Isolate every line in the records below with "Installation" in it.
··· Task input
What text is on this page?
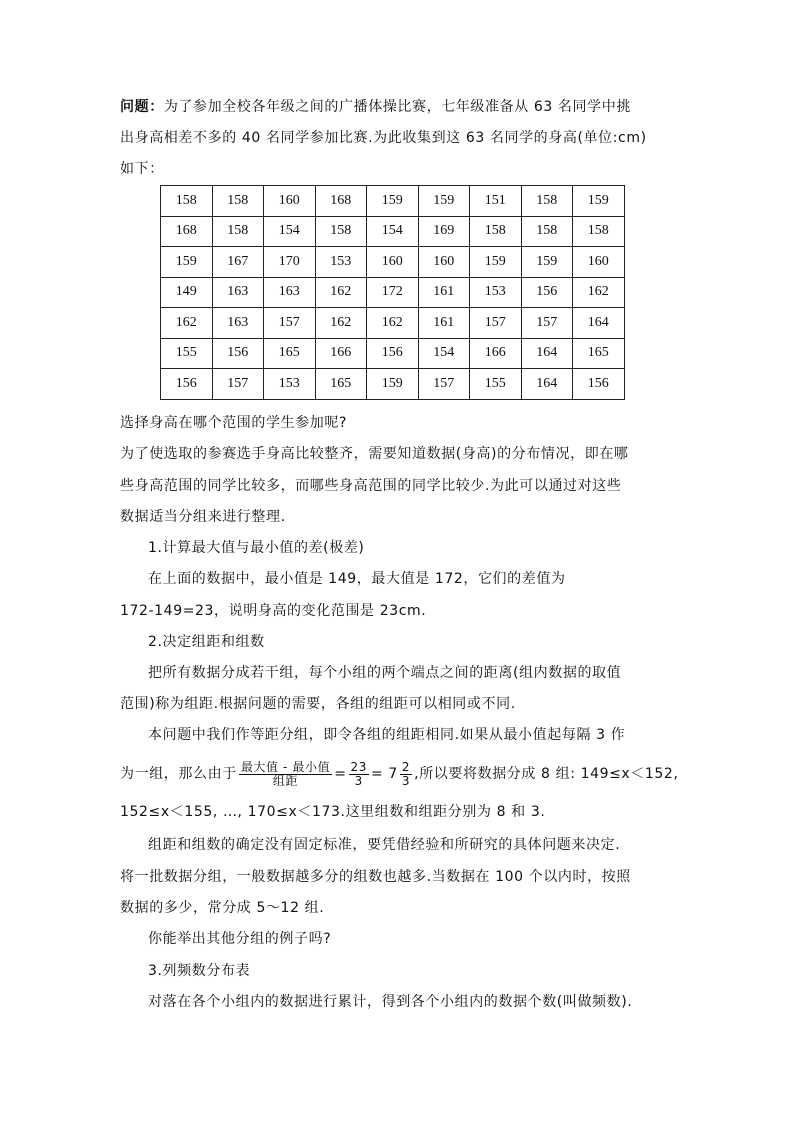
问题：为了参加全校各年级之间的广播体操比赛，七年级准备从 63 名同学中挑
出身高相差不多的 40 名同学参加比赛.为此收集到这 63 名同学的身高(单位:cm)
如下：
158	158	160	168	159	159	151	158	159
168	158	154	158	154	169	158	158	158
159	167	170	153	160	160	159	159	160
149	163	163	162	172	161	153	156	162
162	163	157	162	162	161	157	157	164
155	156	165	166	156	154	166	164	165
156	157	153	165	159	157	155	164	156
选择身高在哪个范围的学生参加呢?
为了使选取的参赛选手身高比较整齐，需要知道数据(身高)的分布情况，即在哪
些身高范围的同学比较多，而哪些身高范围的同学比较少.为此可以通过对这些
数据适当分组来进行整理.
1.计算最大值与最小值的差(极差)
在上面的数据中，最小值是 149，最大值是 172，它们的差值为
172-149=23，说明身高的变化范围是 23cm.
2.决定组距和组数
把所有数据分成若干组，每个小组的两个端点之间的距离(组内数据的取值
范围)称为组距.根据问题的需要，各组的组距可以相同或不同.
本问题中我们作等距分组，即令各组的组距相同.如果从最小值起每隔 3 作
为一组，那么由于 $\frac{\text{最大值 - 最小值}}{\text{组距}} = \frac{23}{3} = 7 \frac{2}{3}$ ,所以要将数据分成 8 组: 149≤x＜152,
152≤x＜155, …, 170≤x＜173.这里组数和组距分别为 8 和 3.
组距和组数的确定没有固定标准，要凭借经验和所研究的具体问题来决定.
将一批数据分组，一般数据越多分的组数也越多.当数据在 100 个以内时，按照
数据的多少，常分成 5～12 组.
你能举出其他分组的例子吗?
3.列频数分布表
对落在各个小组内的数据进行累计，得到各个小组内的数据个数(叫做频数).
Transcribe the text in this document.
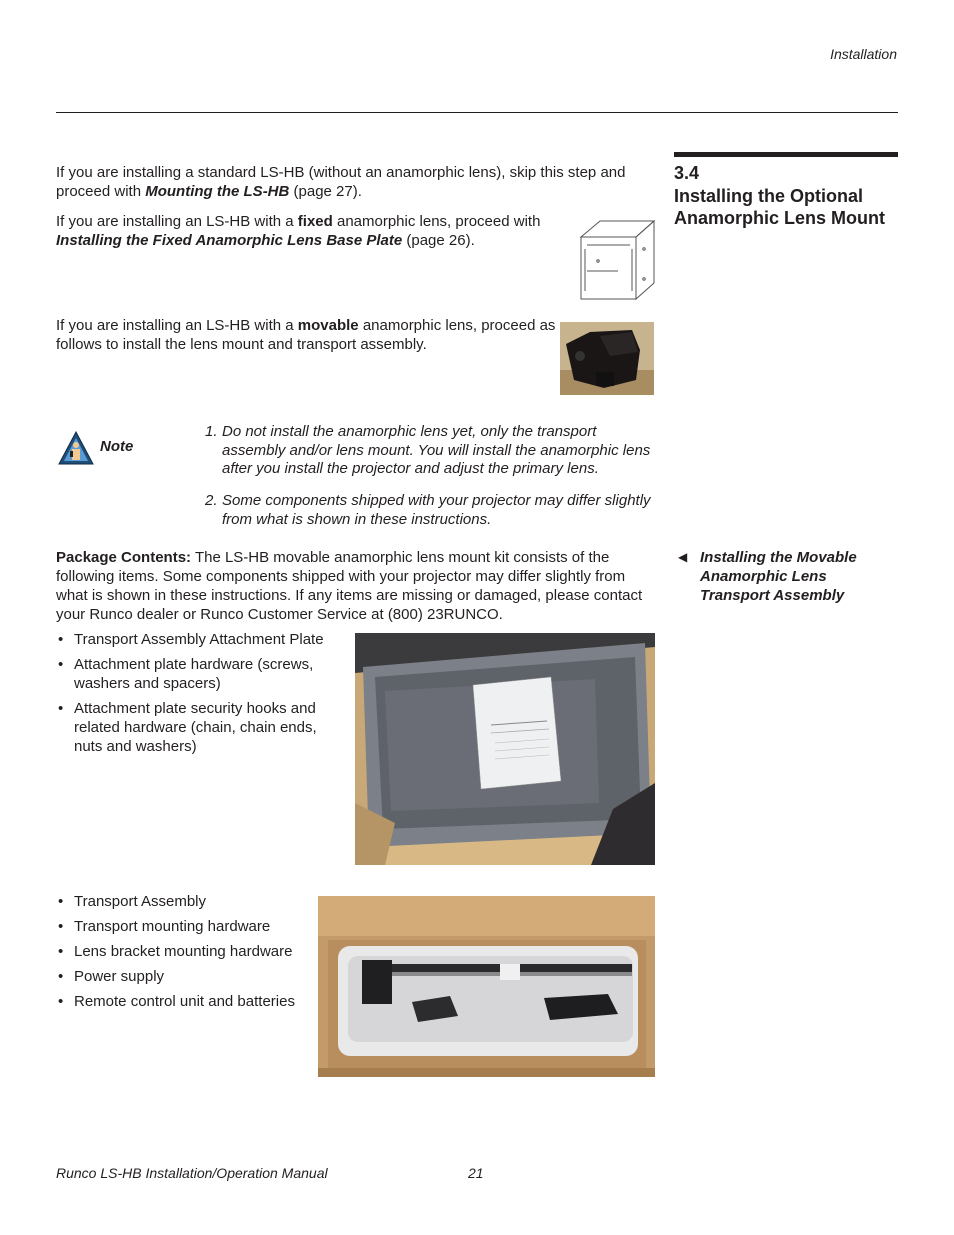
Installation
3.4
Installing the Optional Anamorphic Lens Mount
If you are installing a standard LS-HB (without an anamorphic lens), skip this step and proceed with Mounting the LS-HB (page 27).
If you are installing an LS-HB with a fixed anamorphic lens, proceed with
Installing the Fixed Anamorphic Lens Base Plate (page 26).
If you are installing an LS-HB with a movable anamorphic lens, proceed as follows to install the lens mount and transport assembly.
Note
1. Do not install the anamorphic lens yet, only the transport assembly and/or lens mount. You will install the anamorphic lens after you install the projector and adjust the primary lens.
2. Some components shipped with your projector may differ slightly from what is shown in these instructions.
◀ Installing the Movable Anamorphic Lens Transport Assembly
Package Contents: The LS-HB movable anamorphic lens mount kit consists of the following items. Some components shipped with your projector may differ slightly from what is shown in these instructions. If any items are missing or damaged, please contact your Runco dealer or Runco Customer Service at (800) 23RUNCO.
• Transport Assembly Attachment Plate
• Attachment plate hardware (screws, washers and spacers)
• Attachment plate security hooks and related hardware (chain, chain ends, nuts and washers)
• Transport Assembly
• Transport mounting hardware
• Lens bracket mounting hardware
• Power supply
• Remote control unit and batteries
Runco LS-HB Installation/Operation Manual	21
······
▸ **Output below**:
Installation
Runco LS-HB Installation/Operation Manual	21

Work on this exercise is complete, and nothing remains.